Spot every line with the word "fuel" and return it.

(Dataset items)
◇ ◇ ◇ ◇ ◇
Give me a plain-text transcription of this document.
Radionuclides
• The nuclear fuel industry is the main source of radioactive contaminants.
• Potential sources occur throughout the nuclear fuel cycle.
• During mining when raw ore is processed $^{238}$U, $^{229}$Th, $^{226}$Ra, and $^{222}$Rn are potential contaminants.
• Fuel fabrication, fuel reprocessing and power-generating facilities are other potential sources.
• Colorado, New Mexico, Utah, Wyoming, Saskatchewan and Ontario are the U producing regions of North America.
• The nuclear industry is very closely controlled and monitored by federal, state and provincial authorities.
◇ ◇ ◇ ◇ ◇
● THE OUTPUT:
• The nuclear fuel industry is the main source of radioactive contaminants.
• Potential sources occur throughout the nuclear fuel cycle.
• Fuel fabrication, fuel reprocessing and power-generating facilities are other potential sources.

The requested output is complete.